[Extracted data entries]
========================================

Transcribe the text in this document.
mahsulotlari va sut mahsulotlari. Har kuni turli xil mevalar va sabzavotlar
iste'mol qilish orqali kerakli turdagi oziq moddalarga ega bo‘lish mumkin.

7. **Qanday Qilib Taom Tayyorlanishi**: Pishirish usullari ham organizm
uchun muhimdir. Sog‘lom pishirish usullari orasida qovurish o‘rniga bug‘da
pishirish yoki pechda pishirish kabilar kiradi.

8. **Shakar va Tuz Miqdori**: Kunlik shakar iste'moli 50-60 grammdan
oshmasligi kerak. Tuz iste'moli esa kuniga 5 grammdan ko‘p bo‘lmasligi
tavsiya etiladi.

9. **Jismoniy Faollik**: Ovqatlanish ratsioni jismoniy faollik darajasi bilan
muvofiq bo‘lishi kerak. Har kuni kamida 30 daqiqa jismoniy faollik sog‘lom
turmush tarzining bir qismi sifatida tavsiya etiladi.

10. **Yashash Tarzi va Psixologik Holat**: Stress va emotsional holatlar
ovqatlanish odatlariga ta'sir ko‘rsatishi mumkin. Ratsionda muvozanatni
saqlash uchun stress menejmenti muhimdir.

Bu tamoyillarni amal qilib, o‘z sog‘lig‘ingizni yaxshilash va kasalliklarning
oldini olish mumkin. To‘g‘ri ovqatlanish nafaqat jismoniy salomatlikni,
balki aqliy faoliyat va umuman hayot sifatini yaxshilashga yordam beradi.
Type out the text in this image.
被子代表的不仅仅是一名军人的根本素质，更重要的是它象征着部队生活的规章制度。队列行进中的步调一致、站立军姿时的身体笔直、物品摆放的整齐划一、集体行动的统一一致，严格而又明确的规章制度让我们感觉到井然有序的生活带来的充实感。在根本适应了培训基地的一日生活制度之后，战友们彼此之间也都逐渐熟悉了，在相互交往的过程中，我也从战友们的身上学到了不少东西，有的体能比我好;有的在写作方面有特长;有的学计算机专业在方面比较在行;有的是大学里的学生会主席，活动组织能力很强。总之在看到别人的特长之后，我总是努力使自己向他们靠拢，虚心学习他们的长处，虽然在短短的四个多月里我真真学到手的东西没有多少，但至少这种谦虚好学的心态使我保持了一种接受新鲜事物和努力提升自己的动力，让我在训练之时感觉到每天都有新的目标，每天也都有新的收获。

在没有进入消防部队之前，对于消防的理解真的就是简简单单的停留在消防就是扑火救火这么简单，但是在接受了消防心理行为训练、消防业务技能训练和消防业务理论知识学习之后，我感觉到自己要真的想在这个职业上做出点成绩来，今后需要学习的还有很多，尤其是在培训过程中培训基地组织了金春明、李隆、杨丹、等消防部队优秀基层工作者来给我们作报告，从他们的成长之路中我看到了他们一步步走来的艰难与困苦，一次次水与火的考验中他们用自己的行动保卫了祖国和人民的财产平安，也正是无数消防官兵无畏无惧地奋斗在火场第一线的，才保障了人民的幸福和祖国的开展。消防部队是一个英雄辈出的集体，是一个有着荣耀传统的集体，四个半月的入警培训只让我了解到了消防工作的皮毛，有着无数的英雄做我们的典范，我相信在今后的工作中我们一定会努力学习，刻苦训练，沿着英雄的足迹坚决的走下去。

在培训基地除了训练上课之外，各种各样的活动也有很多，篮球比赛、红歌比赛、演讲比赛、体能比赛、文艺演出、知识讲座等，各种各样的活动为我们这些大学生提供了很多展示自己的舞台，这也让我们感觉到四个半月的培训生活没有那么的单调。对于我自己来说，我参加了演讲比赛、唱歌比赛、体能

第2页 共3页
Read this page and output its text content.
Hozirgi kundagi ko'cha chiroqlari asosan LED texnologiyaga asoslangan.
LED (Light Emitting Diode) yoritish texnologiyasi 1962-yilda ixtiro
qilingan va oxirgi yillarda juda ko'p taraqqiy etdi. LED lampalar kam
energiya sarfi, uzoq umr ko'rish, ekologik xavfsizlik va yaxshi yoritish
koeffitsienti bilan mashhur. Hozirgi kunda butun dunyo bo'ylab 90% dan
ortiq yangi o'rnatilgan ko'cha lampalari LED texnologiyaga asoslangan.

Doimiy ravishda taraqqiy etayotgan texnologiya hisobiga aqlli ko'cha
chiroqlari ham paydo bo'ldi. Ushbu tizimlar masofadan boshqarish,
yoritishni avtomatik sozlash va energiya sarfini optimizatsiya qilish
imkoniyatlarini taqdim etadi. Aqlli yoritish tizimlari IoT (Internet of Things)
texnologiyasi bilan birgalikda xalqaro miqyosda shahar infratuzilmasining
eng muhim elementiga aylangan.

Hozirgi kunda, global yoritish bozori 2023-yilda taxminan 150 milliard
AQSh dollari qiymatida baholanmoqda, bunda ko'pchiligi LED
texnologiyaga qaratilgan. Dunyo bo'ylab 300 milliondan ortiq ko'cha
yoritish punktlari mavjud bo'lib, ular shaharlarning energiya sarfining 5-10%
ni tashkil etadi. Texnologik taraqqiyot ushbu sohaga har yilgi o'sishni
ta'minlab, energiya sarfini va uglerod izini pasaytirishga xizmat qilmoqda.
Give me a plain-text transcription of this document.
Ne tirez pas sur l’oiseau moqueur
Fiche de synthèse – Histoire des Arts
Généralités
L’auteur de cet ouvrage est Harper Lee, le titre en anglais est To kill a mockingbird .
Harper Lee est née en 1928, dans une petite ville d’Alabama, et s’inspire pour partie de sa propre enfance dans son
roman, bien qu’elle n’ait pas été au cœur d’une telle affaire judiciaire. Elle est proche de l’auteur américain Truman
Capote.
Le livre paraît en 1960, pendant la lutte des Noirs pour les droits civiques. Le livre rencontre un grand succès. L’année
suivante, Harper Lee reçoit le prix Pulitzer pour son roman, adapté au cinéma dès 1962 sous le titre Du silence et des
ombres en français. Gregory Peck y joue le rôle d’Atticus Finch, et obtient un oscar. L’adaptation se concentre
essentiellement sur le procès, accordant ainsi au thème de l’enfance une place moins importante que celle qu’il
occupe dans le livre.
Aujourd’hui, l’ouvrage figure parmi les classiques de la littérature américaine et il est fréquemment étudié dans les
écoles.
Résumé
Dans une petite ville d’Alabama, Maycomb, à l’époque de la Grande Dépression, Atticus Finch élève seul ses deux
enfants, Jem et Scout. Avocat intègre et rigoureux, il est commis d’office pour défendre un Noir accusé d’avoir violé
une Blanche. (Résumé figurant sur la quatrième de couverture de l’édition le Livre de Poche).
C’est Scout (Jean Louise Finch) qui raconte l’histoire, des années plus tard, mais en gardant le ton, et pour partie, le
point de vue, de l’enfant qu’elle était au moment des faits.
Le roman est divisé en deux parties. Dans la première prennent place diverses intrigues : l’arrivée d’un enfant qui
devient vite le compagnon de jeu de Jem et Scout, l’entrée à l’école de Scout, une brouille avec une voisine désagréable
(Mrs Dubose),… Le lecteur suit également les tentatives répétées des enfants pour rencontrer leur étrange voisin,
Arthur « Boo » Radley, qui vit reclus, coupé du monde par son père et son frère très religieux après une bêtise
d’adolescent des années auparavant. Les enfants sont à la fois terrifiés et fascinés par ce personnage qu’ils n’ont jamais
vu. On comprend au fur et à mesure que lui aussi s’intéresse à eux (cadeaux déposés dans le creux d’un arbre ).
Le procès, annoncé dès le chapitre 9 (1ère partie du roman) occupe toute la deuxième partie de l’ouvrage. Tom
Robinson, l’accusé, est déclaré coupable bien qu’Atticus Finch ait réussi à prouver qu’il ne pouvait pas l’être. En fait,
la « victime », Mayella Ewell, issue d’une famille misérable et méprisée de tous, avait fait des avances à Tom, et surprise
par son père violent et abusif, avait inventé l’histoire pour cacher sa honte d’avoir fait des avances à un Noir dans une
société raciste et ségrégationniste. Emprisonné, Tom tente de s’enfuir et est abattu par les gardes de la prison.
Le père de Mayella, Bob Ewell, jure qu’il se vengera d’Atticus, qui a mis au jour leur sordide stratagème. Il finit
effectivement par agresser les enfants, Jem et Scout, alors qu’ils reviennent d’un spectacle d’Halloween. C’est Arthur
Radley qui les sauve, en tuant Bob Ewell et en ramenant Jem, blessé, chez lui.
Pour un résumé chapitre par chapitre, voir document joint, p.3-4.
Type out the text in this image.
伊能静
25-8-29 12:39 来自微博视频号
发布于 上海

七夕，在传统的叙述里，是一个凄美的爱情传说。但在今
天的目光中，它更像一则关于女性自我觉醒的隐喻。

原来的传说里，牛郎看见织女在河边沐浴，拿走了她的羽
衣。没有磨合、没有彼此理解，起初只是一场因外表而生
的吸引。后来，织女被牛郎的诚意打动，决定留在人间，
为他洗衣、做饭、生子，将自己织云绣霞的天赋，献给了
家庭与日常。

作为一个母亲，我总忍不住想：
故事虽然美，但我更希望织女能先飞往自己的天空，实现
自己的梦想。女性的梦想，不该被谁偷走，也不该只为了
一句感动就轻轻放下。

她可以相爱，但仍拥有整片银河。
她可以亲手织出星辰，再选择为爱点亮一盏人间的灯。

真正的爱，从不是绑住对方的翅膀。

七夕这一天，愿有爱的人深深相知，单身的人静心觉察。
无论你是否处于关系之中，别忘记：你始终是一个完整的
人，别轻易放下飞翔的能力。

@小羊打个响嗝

========================================

Problem requirements: Extract, from the material above, each line holding the word "bilan".

Result of the exercise:
9. **Jismoniy Faollik**: Ovqatlanish ratsioni jismoniy faollik darajasi bilan
koeffitsienti bilan mashhur. Hozirgi kunda butun dunyo bo'ylab 90% dan
texnologiyasi bilan birgalikda xalqaro miqyosda shahar infratuzilmasining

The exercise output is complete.